Data records:
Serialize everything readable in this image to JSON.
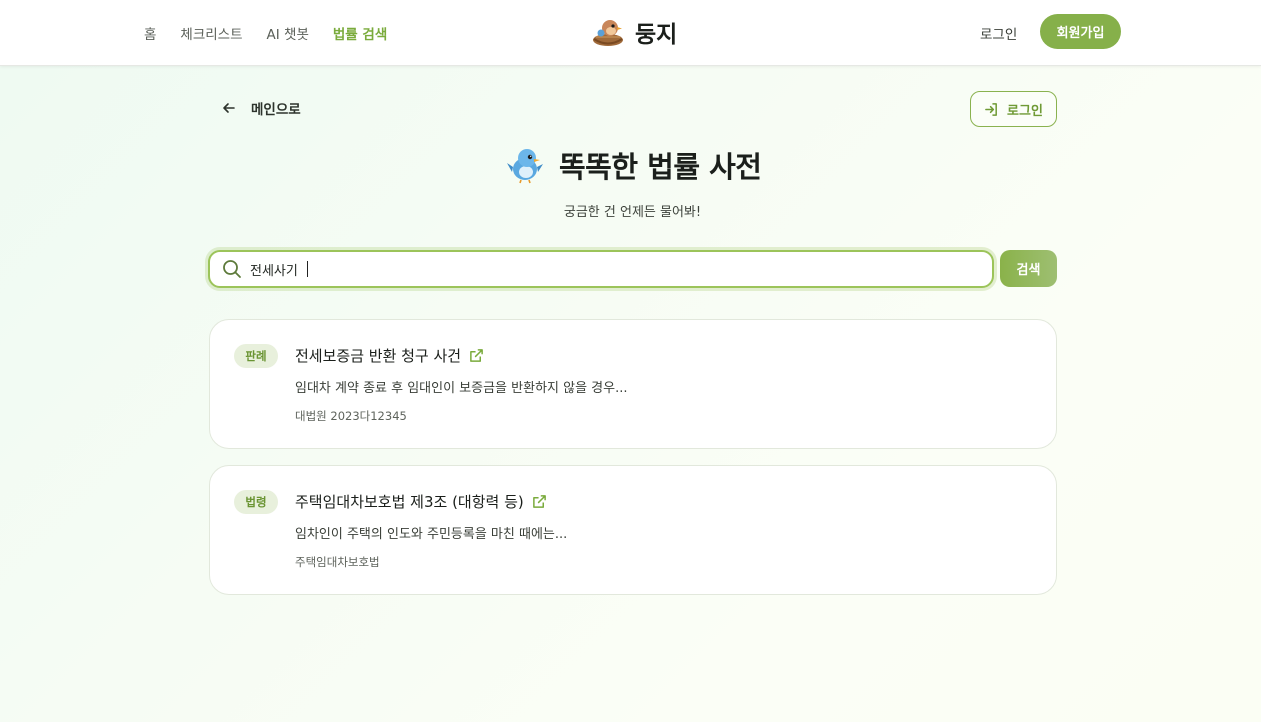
{
  "nav": {
    "items": [
      {
        "label": "홈",
        "active": false
      },
      {
        "label": "체크리스트",
        "active": false
      },
      {
        "label": "AI 챗봇",
        "active": false
      },
      {
        "label": "법률 검색",
        "active": true
      }
    ]
  },
  "brand": {
    "name": "둥지",
    "logo_icon": "nest-bird-icon"
  },
  "header": {
    "login_label": "로그인",
    "signup_label": "회원가입"
  },
  "back": {
    "label": "메인으로"
  },
  "login_button": {
    "label": "로그인"
  },
  "hero": {
    "title": "똑똑한 법률 사전",
    "subtitle": "궁금한 건 언제든 물어봐!",
    "icon": "bluebird-icon"
  },
  "search": {
    "value": "전세사기",
    "button_label": "검색"
  },
  "results": [
    {
      "badge": "판례",
      "title": "전세보증금 반환 청구 사건",
      "description": "임대차 계약 종료 후 임대인이 보증금을 반환하지 않을 경우...",
      "meta": "대법원 2023다12345"
    },
    {
      "badge": "법령",
      "title": "주택임대차보호법 제3조 (대항력 등)",
      "description": "임차인이 주택의 인도와 주민등록을 마친 때에는...",
      "meta": "주택임대차보호법"
    }
  ],
  "colors": {
    "accent": "#86b04a",
    "accent_dark": "#6f9a35",
    "badge_bg": "#e8f0dc"
  }
}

Task prompt: Your task is to reproduce all of the material exactly. The pictures stay out.

Task response:
Serialize everything readable in this image to JSON.
{
  "nav": {
    "items": [
      {
        "label": "홈",
        "active": false
      },
      {
        "label": "체크리스트",
        "active": false
      },
      {
        "label": "AI 챗봇",
        "active": false
      },
      {
        "label": "법률 검색",
        "active": true
      }
    ]
  },
  "brand": {
    "name": "둥지",
    "logo_icon": "nest-bird-icon"
  },
  "header": {
    "login_label": "로그인",
    "signup_label": "회원가입"
  },
  "back": {
    "label": "메인으로"
  },
  "login_button": {
    "label": "로그인"
  },
  "hero": {
    "title": "똑똑한 법률 사전",
    "subtitle": "궁금한 건 언제든 물어봐!",
    "icon": "bluebird-icon"
  },
  "search": {
    "value": "전세사기",
    "button_label": "검색"
  },
  "results": [
    {
      "badge": "판례",
      "title": "전세보증금 반환 청구 사건",
      "description": "임대차 계약 종료 후 임대인이 보증금을 반환하지 않을 경우...",
      "meta": "대법원 2023다12345"
    },
    {
      "badge": "법령",
      "title": "주택임대차보호법 제3조 (대항력 등)",
      "description": "임차인이 주택의 인도와 주민등록을 마친 때에는...",
      "meta": "주택임대차보호법"
    }
  ],
  "colors": {
    "accent": "#86b04a",
    "accent_dark": "#6f9a35",
    "badge_bg": "#e8f0dc"
  }
}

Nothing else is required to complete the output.